## Start Provided entries

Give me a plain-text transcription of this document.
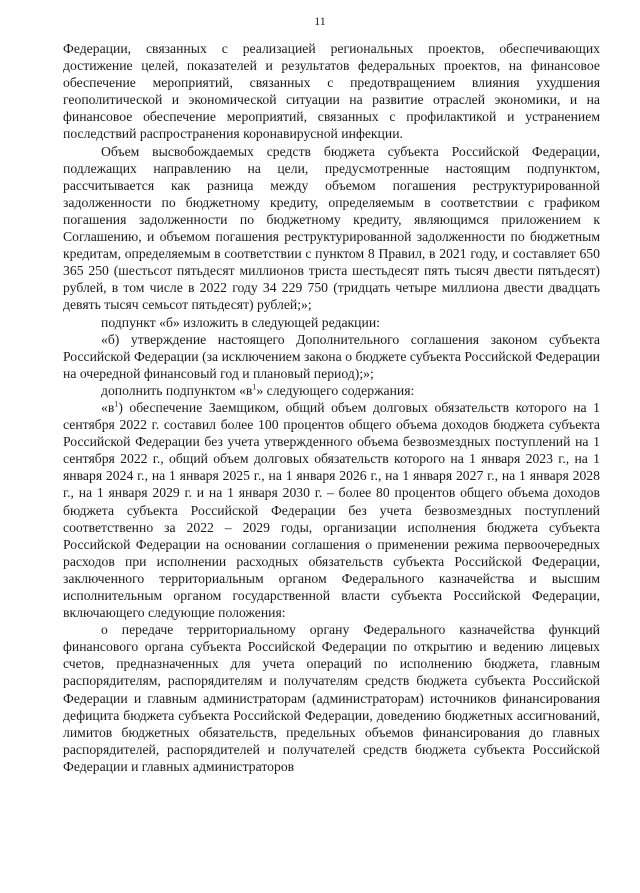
11

Федерации, связанных с реализацией региональных проектов, обеспечивающих достижение целей, показателей и результатов федеральных проектов, на финансовое обеспечение мероприятий, связанных с предотвращением влияния ухудшения геополитической и экономической ситуации на развитие отраслей экономики, и на финансовое обеспечение мероприятий, связанных с профилактикой и устранением последствий распространения коронавирусной инфекции.

Объем высвобождаемых средств бюджета субъекта Российской Федерации, подлежащих направлению на цели, предусмотренные настоящим подпунктом, рассчитывается как разница между объемом погашения реструктурированной задолженности по бюджетному кредиту, определяемым в соответствии с графиком погашения задолженности по бюджетному кредиту, являющимся приложением к Соглашению, и объемом погашения реструктурированной задолженности по бюджетным кредитам, определяемым в соответствии с пунктом 8 Правил, в 2021 году, и составляет 650 365 250 (шестьсот пятьдесят миллионов триста шестьдесят пять тысяч двести пятьдесят) рублей, в том числе в 2022 году 34 229 750 (тридцать четыре миллиона двести двадцать девять тысяч семьсот пятьдесят) рублей;»;

подпункт «б» изложить в следующей редакции:

«б) утверждение настоящего Дополнительного соглашения законом субъекта Российской Федерации (за исключением закона о бюджете субъекта Российской Федерации на очередной финансовый год и плановый период);»;

дополнить подпунктом «$в^1$» следующего содержания:

«$в^1$) обеспечение Заемщиком, общий объем долговых обязательств которого на 1 сентября 2022 г. составил более 100 процентов общего объема доходов бюджета субъекта Российской Федерации без учета утвержденного объема безвозмездных поступлений на 1 сентября 2022 г., общий объем долговых обязательств которого на 1 января 2023 г., на 1 января 2024 г., на 1 января 2025 г., на 1 января 2026 г., на 1 января 2027 г., на 1 января 2028 г., на 1 января 2029 г. и на 1 января 2030 г. – более 80 процентов общего объема доходов бюджета субъекта Российской Федерации без учета безвозмездных поступлений соответственно за 2022 – 2029 годы, организации исполнения бюджета субъекта Российской Федерации на основании соглашения о применении режима первоочередных расходов при исполнении расходных обязательств субъекта Российской Федерации, заключенного территориальным органом Федерального казначейства и высшим исполнительным органом государственной власти субъекта Российской Федерации, включающего следующие положения:

о передаче территориальному органу Федерального казначейства функций финансового органа субъекта Российской Федерации по открытию и ведению лицевых счетов, предназначенных для учета операций по исполнению бюджета, главным распорядителям, распорядителям и получателям средств бюджета субъекта Российской Федерации и главным администраторам (администраторам) источников финансирования дефицита бюджета субъекта Российской Федерации, доведению бюджетных ассигнований, лимитов бюджетных обязательств, предельных объемов финансирования до главных распорядителей, распорядителей и получателей средств бюджета субъекта Российской Федерации и главных администраторов
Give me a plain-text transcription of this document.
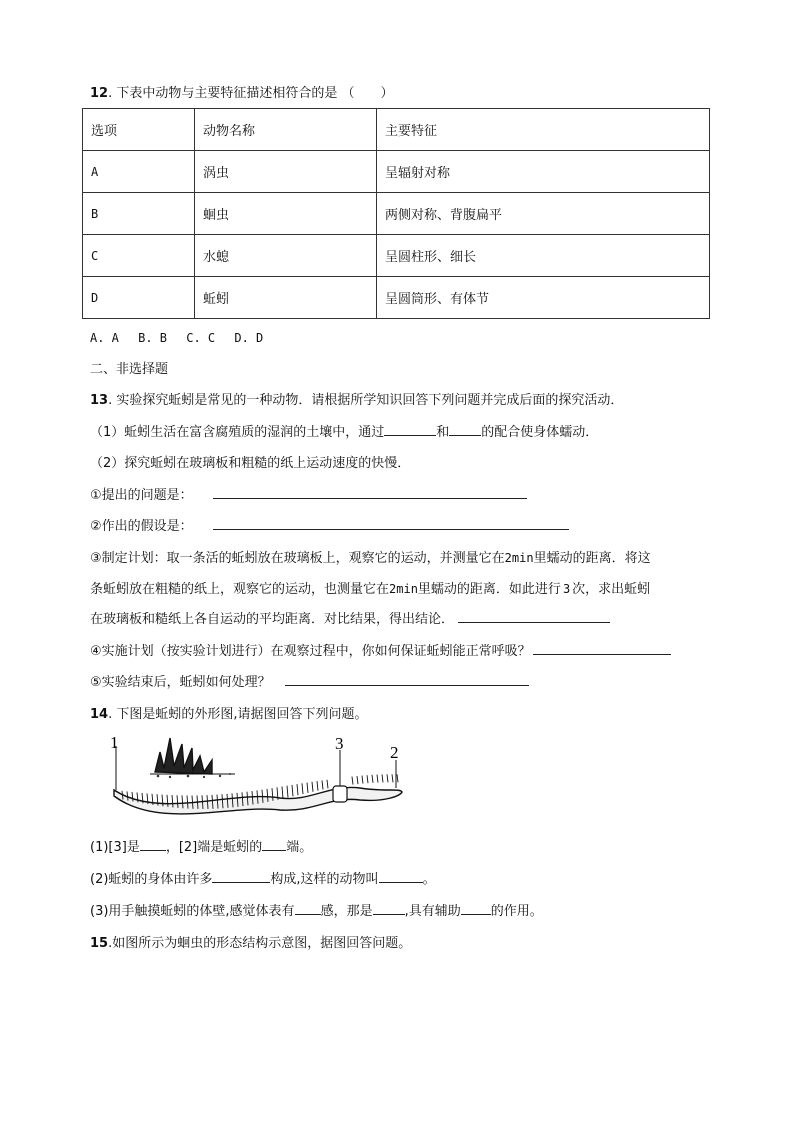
12. 下表中动物与主要特征描述相符合的是 （　　）
选项	动物名称	主要特征
A	涡虫	呈辐射对称
B	蛔虫	两侧对称、背腹扁平
C	水螅	呈圆柱形、细长
D	蚯蚓	呈圆筒形、有体节
A. A　 B. B　 C. C　 D. D
二、非选择题
13. 实验探究蚯蚓是常见的一种动物．请根据所学知识回答下列问题并完成后面的探究活动．
（1）蚯蚓生活在富含腐殖质的湿润的土壤中，通过	和 的配合使身体蠕动．
（2）探究蚯蚓在玻璃板和粗糙的纸上运动速度的快慢．
①提出的问题是：
②作出的假设是：
③制定计划：取一条活的蚯蚓放在玻璃板上，观察它的运动，并测量它在2min里蠕动的距离．将这
条蚯蚓放在粗糙的纸上，观察它的运动，也测量它在2min里蠕动的距离．如此进行 3 次，求出蚯蚓
在玻璃板和糙纸上各自运动的平均距离．对比结果，得出结论．
④实施计划（按实验计划进行）在观察过程中，你如何保证蚯蚓能正常呼吸？
⑤实验结束后，蚯蚓如何处理？
14. 下图是蚯蚓的外形图,请据图回答下列问题。
1	3	2
(1)[3]是 ，[2]端是蚯蚓的 端。
(2)蚯蚓的身体由许多	构成,这样的动物叫	。
(3)用手触摸蚯蚓的体壁,感觉体表有 感，那是 ,具有辅助 的作用。
15.如图所示为蛔虫的形态结构示意图，据图回答问题。
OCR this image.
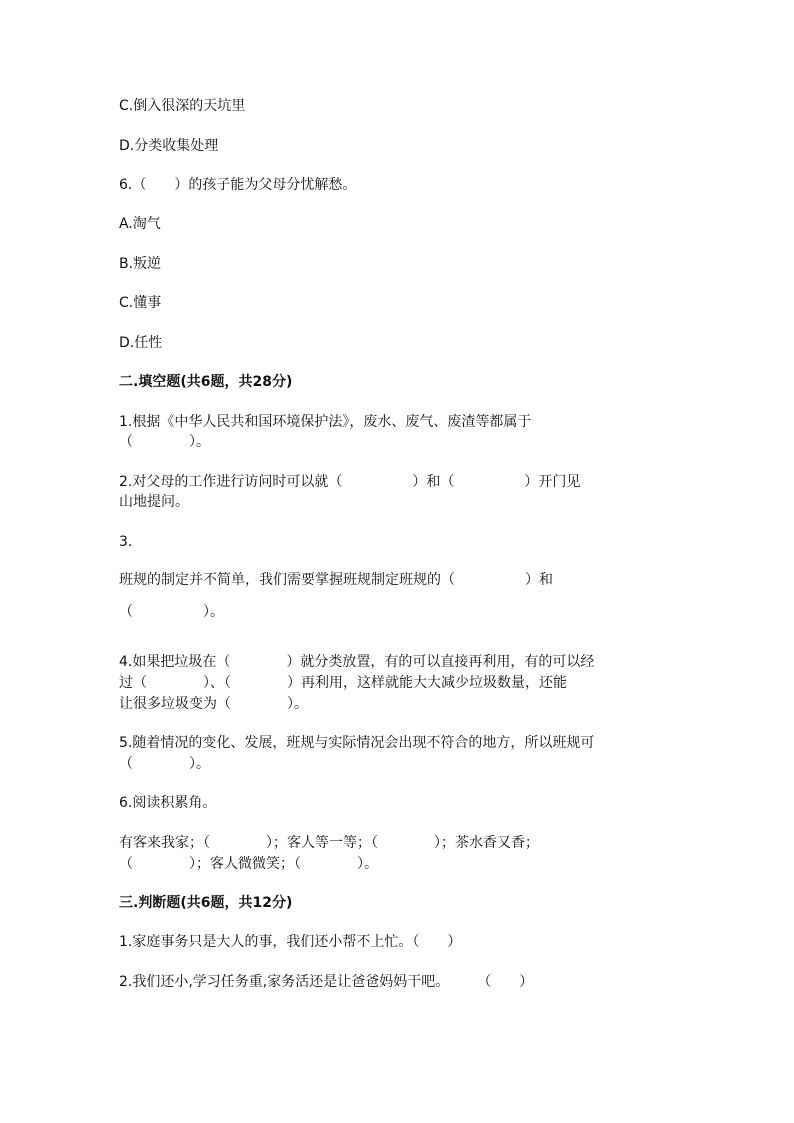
C.倒入很深的天坑里
D.分类收集处理
6.（　　）的孩子能为父母分忧解愁。
A.淘气
B.叛逆
C.懂事
D.任性
二.填空题(共6题，共28分)
1.根据《中华人民共和国环境保护法》，废水、废气、废渣等都属于
（　　　　）。
2.对父母的工作进行访问时可以就（　　　　　）和（　　　　　）开门见
山地提问。
3.
班规的制定并不简单，我们需要掌握班规制定班规的（　　　　　）和
（　　　　　）。
4.如果把垃圾在（　　　　）就分类放置，有的可以直接再利用，有的可以经
过（　　　　）、（　　　　）再利用，这样就能大大减少垃圾数量，还能
让很多垃圾变为（　　　　）。
5.随着情况的变化、发展，班规与实际情况会出现不符合的地方，所以班规可
（　　　　）。
6.阅读积累角。
有客来我家；（　　　　）；客人等一等；（　　　　）；茶水香又香；
（　　　　）；客人微微笑；（　　　　）。
三.判断题(共6题，共12分)
1.家庭事务只是大人的事，我们还小帮不上忙。（　　）
2.我们还小,学习任务重,家务活还是让爸爸妈妈干吧。　　　（　　）
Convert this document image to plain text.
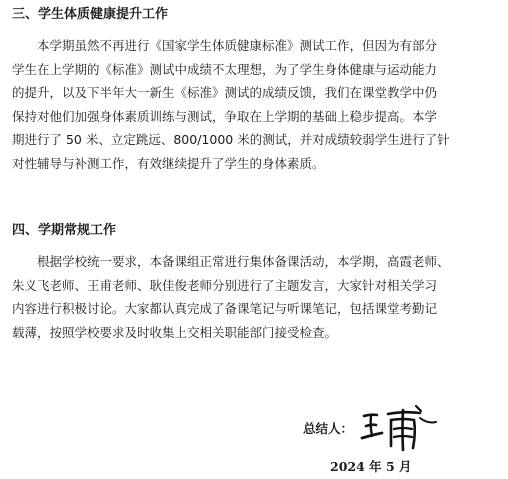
三、学生体质健康提升工作
本学期虽然不再进行《国家学生体质健康标准》测试工作，但因为有部分
学生在上学期的《标准》测试中成绩不太理想，为了学生身体健康与运动能力
的提升，以及下半年大一新生《标准》测试的成绩反馈，我们在课堂教学中仍
保持对他们加强身体素质训练与测试，争取在上学期的基础上稳步提高。本学
期进行了 50 米、立定跳远、800/1000 米的测试，并对成绩较弱学生进行了针
对性辅导与补测工作，有效继续提升了学生的身体素质。
四、学期常规工作
根据学校统一要求，本备课组正常进行集体备课活动，本学期，高霞老师、
朱义飞老师、王甫老师、耿佳俊老师分别进行了主题发言，大家针对相关学习
内容进行积极讨论。大家都认真完成了备课笔记与听课笔记，包括课堂考勤记
载薄，按照学校要求及时收集上交相关职能部门接受检查。
总结人：
2024 年 5 月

## End Provided entries

» **Task objective**: From the material above, copy everything exactly but the pictures.

» **Response for this exercise**:
Give me a plain-text transcription of this document.
11

Федерации, связанных с реализацией региональных проектов, обеспечивающих достижение целей, показателей и результатов федеральных проектов, на финансовое обеспечение мероприятий, связанных с предотвращением влияния ухудшения геополитической и экономической ситуации на развитие отраслей экономики, и на финансовое обеспечение мероприятий, связанных с профилактикой и устранением последствий распространения коронавирусной инфекции.

Объем высвобождаемых средств бюджета субъекта Российской Федерации, подлежащих направлению на цели, предусмотренные настоящим подпунктом, рассчитывается как разница между объемом погашения реструктурированной задолженности по бюджетному кредиту, определяемым в соответствии с графиком погашения задолженности по бюджетному кредиту, являющимся приложением к Соглашению, и объемом погашения реструктурированной задолженности по бюджетным кредитам, определяемым в соответствии с пунктом 8 Правил, в 2021 году, и составляет 650 365 250 (шестьсот пятьдесят миллионов триста шестьдесят пять тысяч двести пятьдесят) рублей, в том числе в 2022 году 34 229 750 (тридцать четыре миллиона двести двадцать девять тысяч семьсот пятьдесят) рублей;»;

подпункт «б» изложить в следующей редакции:

«б) утверждение настоящего Дополнительного соглашения законом субъекта Российской Федерации (за исключением закона о бюджете субъекта Российской Федерации на очередной финансовый год и плановый период);»;

дополнить подпунктом «$в^1$» следующего содержания:

«$в^1$) обеспечение Заемщиком, общий объем долговых обязательств которого на 1 сентября 2022 г. составил более 100 процентов общего объема доходов бюджета субъекта Российской Федерации без учета утвержденного объема безвозмездных поступлений на 1 сентября 2022 г., общий объем долговых обязательств которого на 1 января 2023 г., на 1 января 2024 г., на 1 января 2025 г., на 1 января 2026 г., на 1 января 2027 г., на 1 января 2028 г., на 1 января 2029 г. и на 1 января 2030 г. – более 80 процентов общего объема доходов бюджета субъекта Российской Федерации без учета безвозмездных поступлений соответственно за 2022 – 2029 годы, организации исполнения бюджета субъекта Российской Федерации на основании соглашения о применении режима первоочередных расходов при исполнении расходных обязательств субъекта Российской Федерации, заключенного территориальным органом Федерального казначейства и высшим исполнительным органом государственной власти субъекта Российской Федерации, включающего следующие положения:

о передаче территориальному органу Федерального казначейства функций финансового органа субъекта Российской Федерации по открытию и ведению лицевых счетов, предназначенных для учета операций по исполнению бюджета, главным распорядителям, распорядителям и получателям средств бюджета субъекта Российской Федерации и главным администраторам (администраторам) источников финансирования дефицита бюджета субъекта Российской Федерации, доведению бюджетных ассигнований, лимитов бюджетных обязательств, предельных объемов финансирования до главных распорядителей, распорядителей и получателей средств бюджета субъекта Российской Федерации и главных администраторов
Give me a plain-text transcription of this document.
12. 下表中动物与主要特征描述相符合的是 （　　）
选项	动物名称	主要特征
A	涡虫	呈辐射对称
B	蛔虫	两侧对称、背腹扁平
C	水螅	呈圆柱形、细长
D	蚯蚓	呈圆筒形、有体节
A. A　 B. B　 C. C　 D. D
二、非选择题
13. 实验探究蚯蚓是常见的一种动物．请根据所学知识回答下列问题并完成后面的探究活动．
（1）蚯蚓生活在富含腐殖质的湿润的土壤中，通过	和 的配合使身体蠕动．
（2）探究蚯蚓在玻璃板和粗糙的纸上运动速度的快慢．
①提出的问题是：
②作出的假设是：
③制定计划：取一条活的蚯蚓放在玻璃板上，观察它的运动，并测量它在2min里蠕动的距离．将这
条蚯蚓放在粗糙的纸上，观察它的运动，也测量它在2min里蠕动的距离．如此进行 3 次，求出蚯蚓
在玻璃板和糙纸上各自运动的平均距离．对比结果，得出结论．
④实施计划（按实验计划进行）在观察过程中，你如何保证蚯蚓能正常呼吸？
⑤实验结束后，蚯蚓如何处理？
14. 下图是蚯蚓的外形图,请据图回答下列问题。
1	3	2
(1)[3]是 ，[2]端是蚯蚓的 端。
(2)蚯蚓的身体由许多	构成,这样的动物叫	。
(3)用手触摸蚯蚓的体壁,感觉体表有 感，那是 ,具有辅助 的作用。
15.如图所示为蛔虫的形态结构示意图，据图回答问题。
OCR this image.
C.倒入很深的天坑里
D.分类收集处理
6.（　　）的孩子能为父母分忧解愁。
A.淘气
B.叛逆
C.懂事
D.任性
二.填空题(共6题，共28分)
1.根据《中华人民共和国环境保护法》，废水、废气、废渣等都属于
（　　　　）。
2.对父母的工作进行访问时可以就（　　　　　）和（　　　　　）开门见
山地提问。
3.
班规的制定并不简单，我们需要掌握班规制定班规的（　　　　　）和
（　　　　　）。
4.如果把垃圾在（　　　　）就分类放置，有的可以直接再利用，有的可以经
过（　　　　）、（　　　　）再利用，这样就能大大减少垃圾数量，还能
让很多垃圾变为（　　　　）。
5.随着情况的变化、发展，班规与实际情况会出现不符合的地方，所以班规可
（　　　　）。
6.阅读积累角。
有客来我家；（　　　　）；客人等一等；（　　　　）；茶水香又香；
（　　　　）；客人微微笑；（　　　　）。
三.判断题(共6题，共12分)
1.家庭事务只是大人的事，我们还小帮不上忙。（　　）
2.我们还小,学习任务重,家务活还是让爸爸妈妈干吧。　　　（　　）
Convert this document image to plain text.
三、学生体质健康提升工作
本学期虽然不再进行《国家学生体质健康标准》测试工作，但因为有部分
学生在上学期的《标准》测试中成绩不太理想，为了学生身体健康与运动能力
的提升，以及下半年大一新生《标准》测试的成绩反馈，我们在课堂教学中仍
保持对他们加强身体素质训练与测试，争取在上学期的基础上稳步提高。本学
期进行了 50 米、立定跳远、800/1000 米的测试，并对成绩较弱学生进行了针
对性辅导与补测工作，有效继续提升了学生的身体素质。
四、学期常规工作
根据学校统一要求，本备课组正常进行集体备课活动，本学期，高霞老师、
朱义飞老师、王甫老师、耿佳俊老师分别进行了主题发言，大家针对相关学习
内容进行积极讨论。大家都认真完成了备课笔记与听课笔记，包括课堂考勤记
载薄，按照学校要求及时收集上交相关职能部门接受检查。
总结人：
2024 年 5 月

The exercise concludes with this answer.